** WRITTEN INSTRUCTION **
Copy every entry word for word, but skip the pictures.

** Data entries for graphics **

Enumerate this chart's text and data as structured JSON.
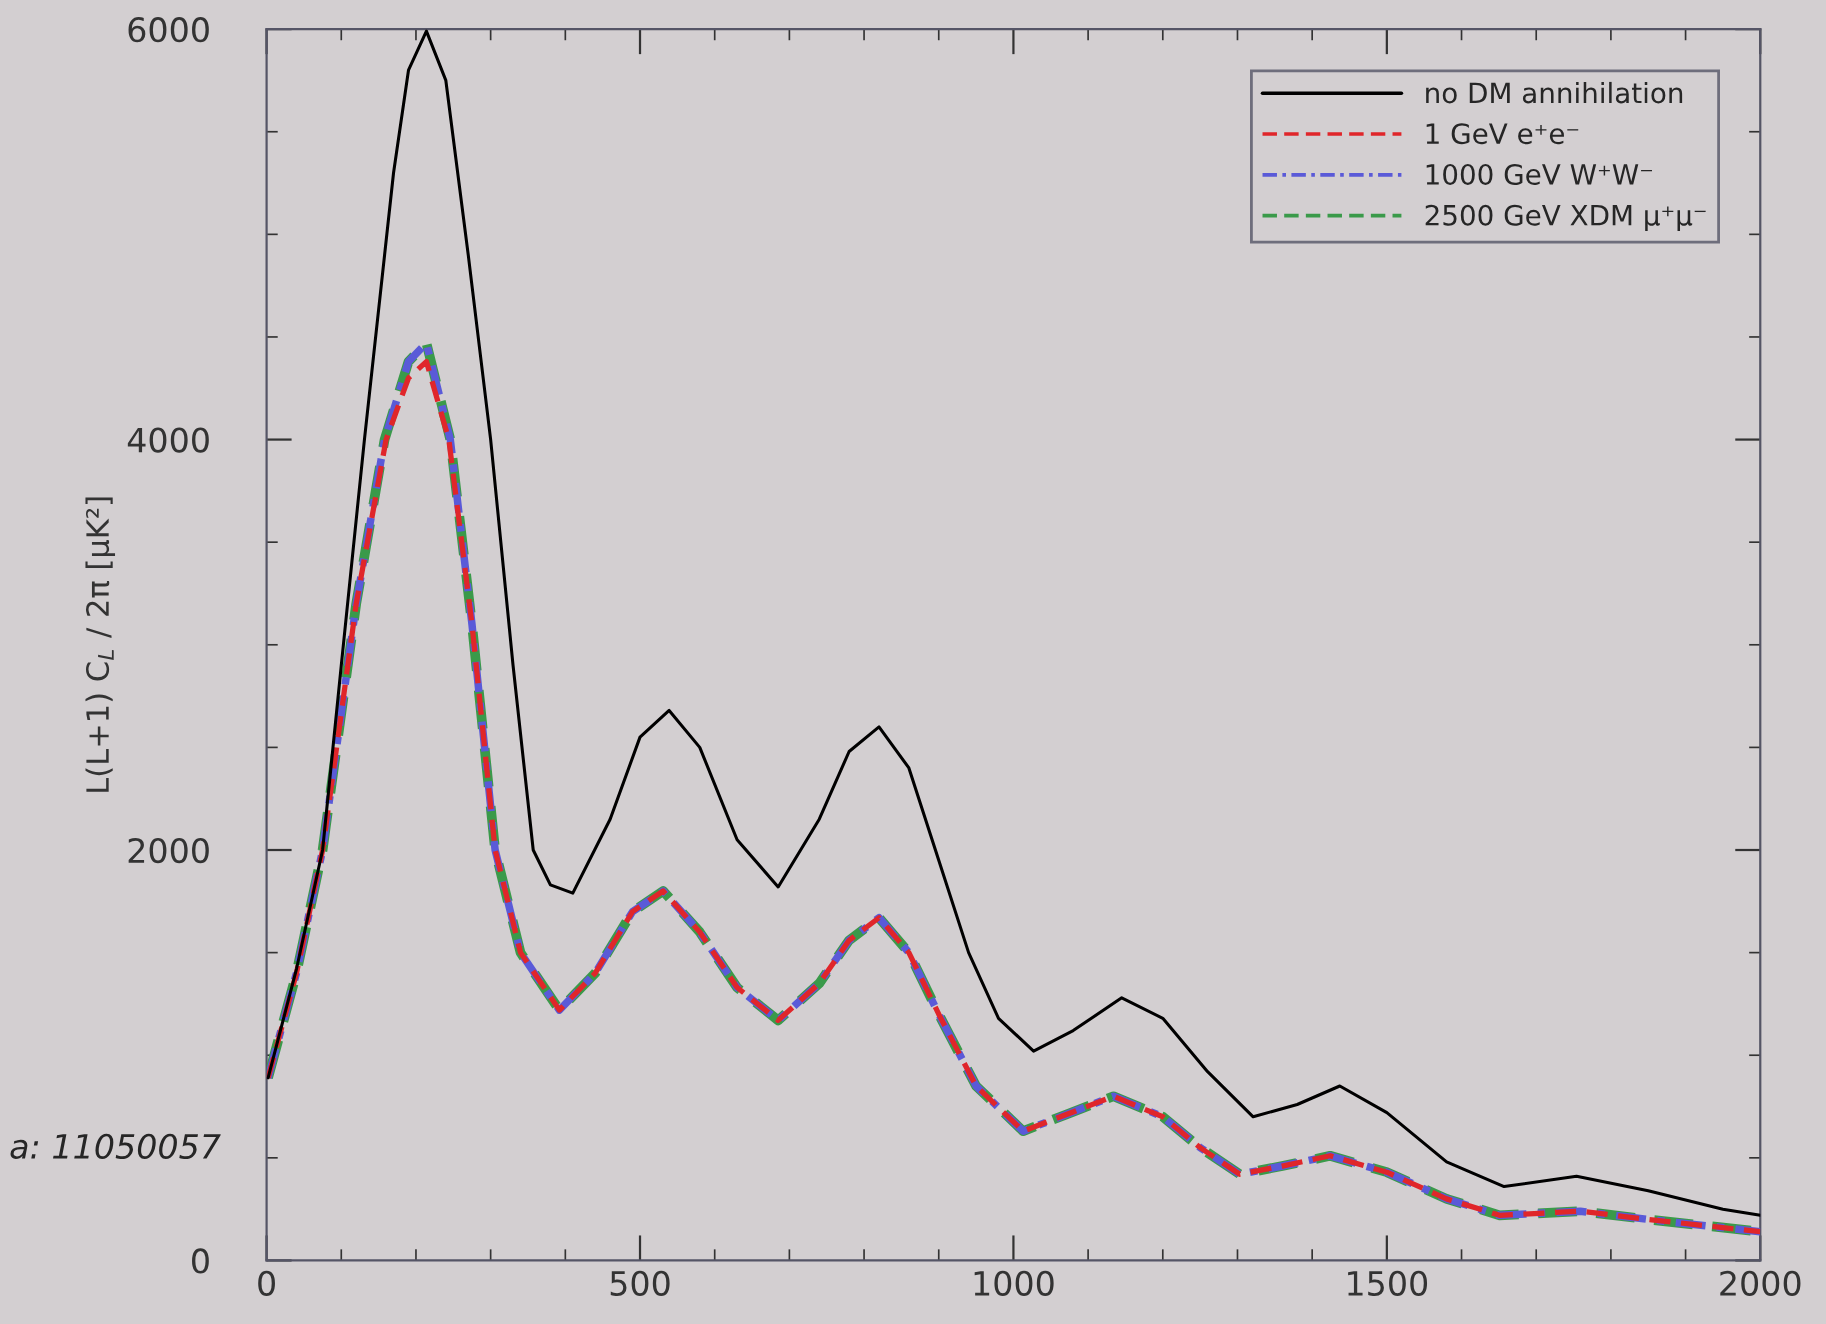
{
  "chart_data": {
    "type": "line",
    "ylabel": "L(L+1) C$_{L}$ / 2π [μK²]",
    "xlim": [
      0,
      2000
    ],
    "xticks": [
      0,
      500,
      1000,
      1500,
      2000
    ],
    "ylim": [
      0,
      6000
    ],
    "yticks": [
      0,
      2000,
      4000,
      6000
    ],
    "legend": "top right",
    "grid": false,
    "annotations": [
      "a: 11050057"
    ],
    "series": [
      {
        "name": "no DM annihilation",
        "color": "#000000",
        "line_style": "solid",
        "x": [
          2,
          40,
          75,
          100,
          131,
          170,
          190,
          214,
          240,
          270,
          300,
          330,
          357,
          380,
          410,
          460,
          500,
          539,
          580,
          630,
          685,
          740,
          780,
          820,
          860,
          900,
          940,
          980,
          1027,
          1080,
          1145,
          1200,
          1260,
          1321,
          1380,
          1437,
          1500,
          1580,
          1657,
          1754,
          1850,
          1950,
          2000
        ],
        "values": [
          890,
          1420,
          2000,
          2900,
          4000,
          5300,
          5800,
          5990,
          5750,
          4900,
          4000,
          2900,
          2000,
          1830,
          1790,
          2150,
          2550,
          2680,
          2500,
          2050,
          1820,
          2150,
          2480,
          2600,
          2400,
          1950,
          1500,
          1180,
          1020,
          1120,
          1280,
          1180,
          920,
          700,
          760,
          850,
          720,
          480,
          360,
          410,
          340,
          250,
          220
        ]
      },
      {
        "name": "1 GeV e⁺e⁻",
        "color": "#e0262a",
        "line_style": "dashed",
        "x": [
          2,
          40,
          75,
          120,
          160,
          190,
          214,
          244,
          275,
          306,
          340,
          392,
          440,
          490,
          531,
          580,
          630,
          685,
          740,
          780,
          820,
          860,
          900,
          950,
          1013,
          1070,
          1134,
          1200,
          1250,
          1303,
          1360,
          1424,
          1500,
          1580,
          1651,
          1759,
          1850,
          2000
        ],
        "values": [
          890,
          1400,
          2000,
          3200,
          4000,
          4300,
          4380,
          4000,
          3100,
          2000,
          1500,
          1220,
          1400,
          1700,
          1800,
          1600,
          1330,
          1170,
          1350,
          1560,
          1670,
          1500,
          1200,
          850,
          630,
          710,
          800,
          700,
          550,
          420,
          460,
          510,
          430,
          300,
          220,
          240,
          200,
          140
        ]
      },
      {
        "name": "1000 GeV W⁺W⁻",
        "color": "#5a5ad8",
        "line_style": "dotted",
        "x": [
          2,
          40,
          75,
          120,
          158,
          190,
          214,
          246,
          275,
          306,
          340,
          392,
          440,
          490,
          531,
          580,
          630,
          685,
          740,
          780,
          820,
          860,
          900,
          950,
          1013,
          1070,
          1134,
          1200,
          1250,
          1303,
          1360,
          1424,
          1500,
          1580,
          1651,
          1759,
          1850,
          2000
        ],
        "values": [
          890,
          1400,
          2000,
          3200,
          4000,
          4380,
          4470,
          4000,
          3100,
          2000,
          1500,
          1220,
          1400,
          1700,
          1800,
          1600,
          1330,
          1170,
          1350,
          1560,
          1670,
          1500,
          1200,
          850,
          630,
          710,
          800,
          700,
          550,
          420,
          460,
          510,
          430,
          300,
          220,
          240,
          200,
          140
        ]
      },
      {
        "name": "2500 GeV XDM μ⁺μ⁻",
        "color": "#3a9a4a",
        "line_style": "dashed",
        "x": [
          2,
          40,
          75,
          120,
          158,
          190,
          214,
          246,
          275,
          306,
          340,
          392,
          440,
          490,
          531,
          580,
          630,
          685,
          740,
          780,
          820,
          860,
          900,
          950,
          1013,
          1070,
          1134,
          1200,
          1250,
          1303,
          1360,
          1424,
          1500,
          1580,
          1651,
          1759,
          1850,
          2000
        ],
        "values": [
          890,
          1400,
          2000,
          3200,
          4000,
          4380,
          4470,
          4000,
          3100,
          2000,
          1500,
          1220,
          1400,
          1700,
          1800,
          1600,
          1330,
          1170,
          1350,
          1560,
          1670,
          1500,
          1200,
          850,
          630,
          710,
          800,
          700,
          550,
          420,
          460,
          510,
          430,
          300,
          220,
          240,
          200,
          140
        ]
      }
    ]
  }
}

** EXERCISE RESPONSE **
Enumerate this chart's text and data as structured JSON.
{
  "chart_data": {
    "type": "line",
    "ylabel": "L(L+1) C$_{L}$ / 2π [μK²]",
    "xlim": [
      0,
      2000
    ],
    "xticks": [
      0,
      500,
      1000,
      1500,
      2000
    ],
    "ylim": [
      0,
      6000
    ],
    "yticks": [
      0,
      2000,
      4000,
      6000
    ],
    "legend": "top right",
    "grid": false,
    "annotations": [
      "a: 11050057"
    ],
    "series": [
      {
        "name": "no DM annihilation",
        "color": "#000000",
        "line_style": "solid",
        "x": [
          2,
          40,
          75,
          100,
          131,
          170,
          190,
          214,
          240,
          270,
          300,
          330,
          357,
          380,
          410,
          460,
          500,
          539,
          580,
          630,
          685,
          740,
          780,
          820,
          860,
          900,
          940,
          980,
          1027,
          1080,
          1145,
          1200,
          1260,
          1321,
          1380,
          1437,
          1500,
          1580,
          1657,
          1754,
          1850,
          1950,
          2000
        ],
        "values": [
          890,
          1420,
          2000,
          2900,
          4000,
          5300,
          5800,
          5990,
          5750,
          4900,
          4000,
          2900,
          2000,
          1830,
          1790,
          2150,
          2550,
          2680,
          2500,
          2050,
          1820,
          2150,
          2480,
          2600,
          2400,
          1950,
          1500,
          1180,
          1020,
          1120,
          1280,
          1180,
          920,
          700,
          760,
          850,
          720,
          480,
          360,
          410,
          340,
          250,
          220
        ]
      },
      {
        "name": "1 GeV e⁺e⁻",
        "color": "#e0262a",
        "line_style": "dashed",
        "x": [
          2,
          40,
          75,
          120,
          160,
          190,
          214,
          244,
          275,
          306,
          340,
          392,
          440,
          490,
          531,
          580,
          630,
          685,
          740,
          780,
          820,
          860,
          900,
          950,
          1013,
          1070,
          1134,
          1200,
          1250,
          1303,
          1360,
          1424,
          1500,
          1580,
          1651,
          1759,
          1850,
          2000
        ],
        "values": [
          890,
          1400,
          2000,
          3200,
          4000,
          4300,
          4380,
          4000,
          3100,
          2000,
          1500,
          1220,
          1400,
          1700,
          1800,
          1600,
          1330,
          1170,
          1350,
          1560,
          1670,
          1500,
          1200,
          850,
          630,
          710,
          800,
          700,
          550,
          420,
          460,
          510,
          430,
          300,
          220,
          240,
          200,
          140
        ]
      },
      {
        "name": "1000 GeV W⁺W⁻",
        "color": "#5a5ad8",
        "line_style": "dotted",
        "x": [
          2,
          40,
          75,
          120,
          158,
          190,
          214,
          246,
          275,
          306,
          340,
          392,
          440,
          490,
          531,
          580,
          630,
          685,
          740,
          780,
          820,
          860,
          900,
          950,
          1013,
          1070,
          1134,
          1200,
          1250,
          1303,
          1360,
          1424,
          1500,
          1580,
          1651,
          1759,
          1850,
          2000
        ],
        "values": [
          890,
          1400,
          2000,
          3200,
          4000,
          4380,
          4470,
          4000,
          3100,
          2000,
          1500,
          1220,
          1400,
          1700,
          1800,
          1600,
          1330,
          1170,
          1350,
          1560,
          1670,
          1500,
          1200,
          850,
          630,
          710,
          800,
          700,
          550,
          420,
          460,
          510,
          430,
          300,
          220,
          240,
          200,
          140
        ]
      },
      {
        "name": "2500 GeV XDM μ⁺μ⁻",
        "color": "#3a9a4a",
        "line_style": "dashed",
        "x": [
          2,
          40,
          75,
          120,
          158,
          190,
          214,
          246,
          275,
          306,
          340,
          392,
          440,
          490,
          531,
          580,
          630,
          685,
          740,
          780,
          820,
          860,
          900,
          950,
          1013,
          1070,
          1134,
          1200,
          1250,
          1303,
          1360,
          1424,
          1500,
          1580,
          1651,
          1759,
          1850,
          2000
        ],
        "values": [
          890,
          1400,
          2000,
          3200,
          4000,
          4380,
          4470,
          4000,
          3100,
          2000,
          1500,
          1220,
          1400,
          1700,
          1800,
          1600,
          1330,
          1170,
          1350,
          1560,
          1670,
          1500,
          1200,
          850,
          630,
          710,
          800,
          700,
          550,
          420,
          460,
          510,
          430,
          300,
          220,
          240,
          200,
          140
        ]
      }
    ]
  }
}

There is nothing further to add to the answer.